• Given problem
Set down the data below without change, skipping the pictures it holds.

··· Data rows

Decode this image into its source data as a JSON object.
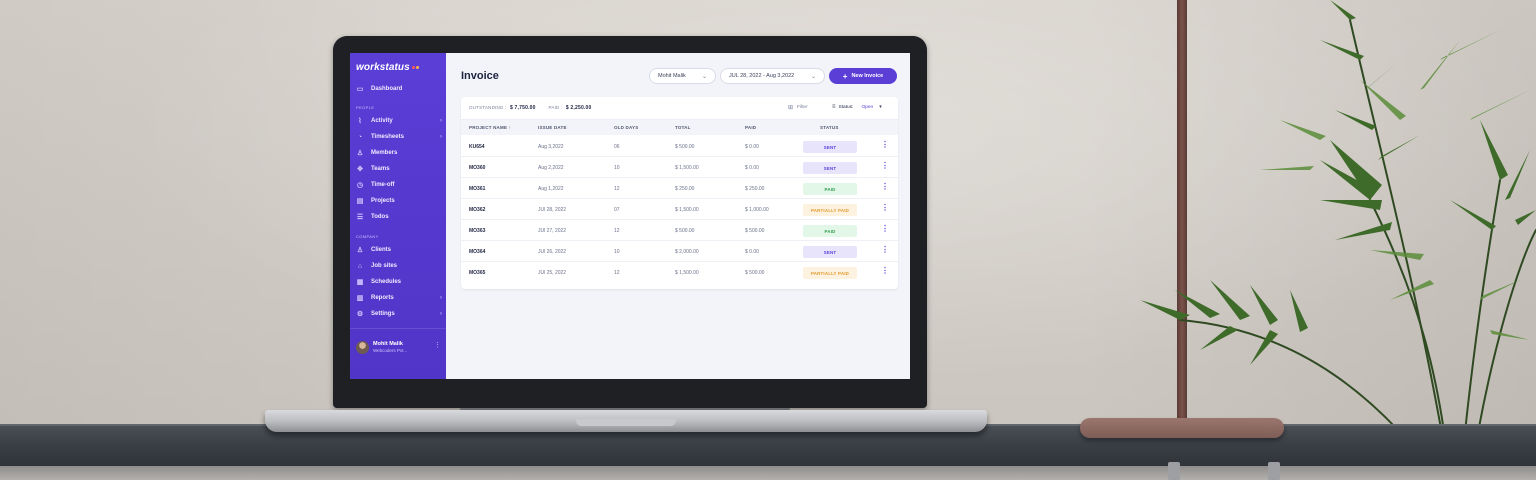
{
  "app": {
    "logo": "workstatus",
    "colors": {
      "brand": "#5a3ed6",
      "sent": "#5a3ed6",
      "paid": "#2e9b4e",
      "partial": "#e59a2b"
    }
  },
  "sidebar": {
    "top_item": {
      "label": "Dashboard",
      "icon": "dashboard-icon"
    },
    "sections": [
      {
        "title": "PEOPLE",
        "items": [
          {
            "label": "Activity",
            "icon": "activity-icon",
            "expandable": true
          },
          {
            "label": "Timesheets",
            "icon": "timesheets-icon",
            "expandable": true
          },
          {
            "label": "Members",
            "icon": "members-icon",
            "expandable": false
          },
          {
            "label": "Teams",
            "icon": "teams-icon",
            "expandable": false
          },
          {
            "label": "Time-off",
            "icon": "time-off-icon",
            "expandable": false
          },
          {
            "label": "Projects",
            "icon": "projects-icon",
            "expandable": false
          },
          {
            "label": "Todos",
            "icon": "todos-icon",
            "expandable": false
          }
        ]
      },
      {
        "title": "COMPANY",
        "items": [
          {
            "label": "Clients",
            "icon": "clients-icon",
            "expandable": false
          },
          {
            "label": "Job sites",
            "icon": "job-sites-icon",
            "expandable": false
          },
          {
            "label": "Schedules",
            "icon": "schedules-icon",
            "expandable": false
          },
          {
            "label": "Reports",
            "icon": "reports-icon",
            "expandable": true
          },
          {
            "label": "Settings",
            "icon": "settings-icon",
            "expandable": true
          }
        ]
      }
    ],
    "user": {
      "name": "Mohit Malik",
      "company": "Webcoders Pvt..."
    }
  },
  "header": {
    "title": "Invoice",
    "member_filter": "Mohit Malik",
    "date_range": "JUL 28, 2022 - Aug 3,2022",
    "new_button": "New Invoice"
  },
  "summary": {
    "outstanding_label": "OUTSTANDING :",
    "outstanding_value": "$ 7,750.00",
    "paid_label": "PAID :",
    "paid_value": "$ 2,250.00"
  },
  "toolbar": {
    "filter_label": "Filter",
    "status_label": "Status:",
    "status_value": "Open"
  },
  "table": {
    "columns": [
      "PROJECT NAME",
      "ISSUE DATE",
      "OLD DAYS",
      "TOTAL",
      "PAID",
      "STATUS"
    ],
    "sort_indicator": "↑",
    "rows": [
      {
        "project": "KU654",
        "issue_date": "Aug 3,2022",
        "old_days": "06",
        "total": "$ 500.00",
        "paid": "$ 0.00",
        "status": "SENT",
        "status_type": "sent"
      },
      {
        "project": "MO360",
        "issue_date": "Aug 2,2022",
        "old_days": "10",
        "total": "$ 1,500.00",
        "paid": "$ 0.00",
        "status": "SENT",
        "status_type": "sent"
      },
      {
        "project": "MO361",
        "issue_date": "Aug 1,2022",
        "old_days": "12",
        "total": "$ 250.00",
        "paid": "$ 250.00",
        "status": "PAID",
        "status_type": "paid"
      },
      {
        "project": "MO362",
        "issue_date": "JUl 28, 2022",
        "old_days": "07",
        "total": "$ 1,500.00",
        "paid": "$ 1,000.00",
        "status": "PARTIALLY PAID",
        "status_type": "partial"
      },
      {
        "project": "MO363",
        "issue_date": "JUl 27, 2022",
        "old_days": "12",
        "total": "$ 500.00",
        "paid": "$ 500.00",
        "status": "PAID",
        "status_type": "paid"
      },
      {
        "project": "MO364",
        "issue_date": "JUl 26, 2022",
        "old_days": "10",
        "total": "$ 2,000.00",
        "paid": "$ 0.00",
        "status": "SENT",
        "status_type": "sent"
      },
      {
        "project": "MO365",
        "issue_date": "JUl 25, 2022",
        "old_days": "12",
        "total": "$ 1,500.00",
        "paid": "$ 500.00",
        "status": "PARTIALLY PAID",
        "status_type": "partial"
      }
    ]
  }
}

······

• Problem solution
Decode this image into its source data as a JSON object.
{
  "app": {
    "logo": "workstatus",
    "colors": {
      "brand": "#5a3ed6",
      "sent": "#5a3ed6",
      "paid": "#2e9b4e",
      "partial": "#e59a2b"
    }
  },
  "sidebar": {
    "top_item": {
      "label": "Dashboard",
      "icon": "dashboard-icon"
    },
    "sections": [
      {
        "title": "PEOPLE",
        "items": [
          {
            "label": "Activity",
            "icon": "activity-icon",
            "expandable": true
          },
          {
            "label": "Timesheets",
            "icon": "timesheets-icon",
            "expandable": true
          },
          {
            "label": "Members",
            "icon": "members-icon",
            "expandable": false
          },
          {
            "label": "Teams",
            "icon": "teams-icon",
            "expandable": false
          },
          {
            "label": "Time-off",
            "icon": "time-off-icon",
            "expandable": false
          },
          {
            "label": "Projects",
            "icon": "projects-icon",
            "expandable": false
          },
          {
            "label": "Todos",
            "icon": "todos-icon",
            "expandable": false
          }
        ]
      },
      {
        "title": "COMPANY",
        "items": [
          {
            "label": "Clients",
            "icon": "clients-icon",
            "expandable": false
          },
          {
            "label": "Job sites",
            "icon": "job-sites-icon",
            "expandable": false
          },
          {
            "label": "Schedules",
            "icon": "schedules-icon",
            "expandable": false
          },
          {
            "label": "Reports",
            "icon": "reports-icon",
            "expandable": true
          },
          {
            "label": "Settings",
            "icon": "settings-icon",
            "expandable": true
          }
        ]
      }
    ],
    "user": {
      "name": "Mohit Malik",
      "company": "Webcoders Pvt..."
    }
  },
  "header": {
    "title": "Invoice",
    "member_filter": "Mohit Malik",
    "date_range": "JUL 28, 2022 - Aug 3,2022",
    "new_button": "New Invoice"
  },
  "summary": {
    "outstanding_label": "OUTSTANDING :",
    "outstanding_value": "$ 7,750.00",
    "paid_label": "PAID :",
    "paid_value": "$ 2,250.00"
  },
  "toolbar": {
    "filter_label": "Filter",
    "status_label": "Status:",
    "status_value": "Open"
  },
  "table": {
    "columns": [
      "PROJECT NAME",
      "ISSUE DATE",
      "OLD DAYS",
      "TOTAL",
      "PAID",
      "STATUS"
    ],
    "sort_indicator": "↑",
    "rows": [
      {
        "project": "KU654",
        "issue_date": "Aug 3,2022",
        "old_days": "06",
        "total": "$ 500.00",
        "paid": "$ 0.00",
        "status": "SENT",
        "status_type": "sent"
      },
      {
        "project": "MO360",
        "issue_date": "Aug 2,2022",
        "old_days": "10",
        "total": "$ 1,500.00",
        "paid": "$ 0.00",
        "status": "SENT",
        "status_type": "sent"
      },
      {
        "project": "MO361",
        "issue_date": "Aug 1,2022",
        "old_days": "12",
        "total": "$ 250.00",
        "paid": "$ 250.00",
        "status": "PAID",
        "status_type": "paid"
      },
      {
        "project": "MO362",
        "issue_date": "JUl 28, 2022",
        "old_days": "07",
        "total": "$ 1,500.00",
        "paid": "$ 1,000.00",
        "status": "PARTIALLY PAID",
        "status_type": "partial"
      },
      {
        "project": "MO363",
        "issue_date": "JUl 27, 2022",
        "old_days": "12",
        "total": "$ 500.00",
        "paid": "$ 500.00",
        "status": "PAID",
        "status_type": "paid"
      },
      {
        "project": "MO364",
        "issue_date": "JUl 26, 2022",
        "old_days": "10",
        "total": "$ 2,000.00",
        "paid": "$ 0.00",
        "status": "SENT",
        "status_type": "sent"
      },
      {
        "project": "MO365",
        "issue_date": "JUl 25, 2022",
        "old_days": "12",
        "total": "$ 1,500.00",
        "paid": "$ 500.00",
        "status": "PARTIALLY PAID",
        "status_type": "partial"
      }
    ]
  }
}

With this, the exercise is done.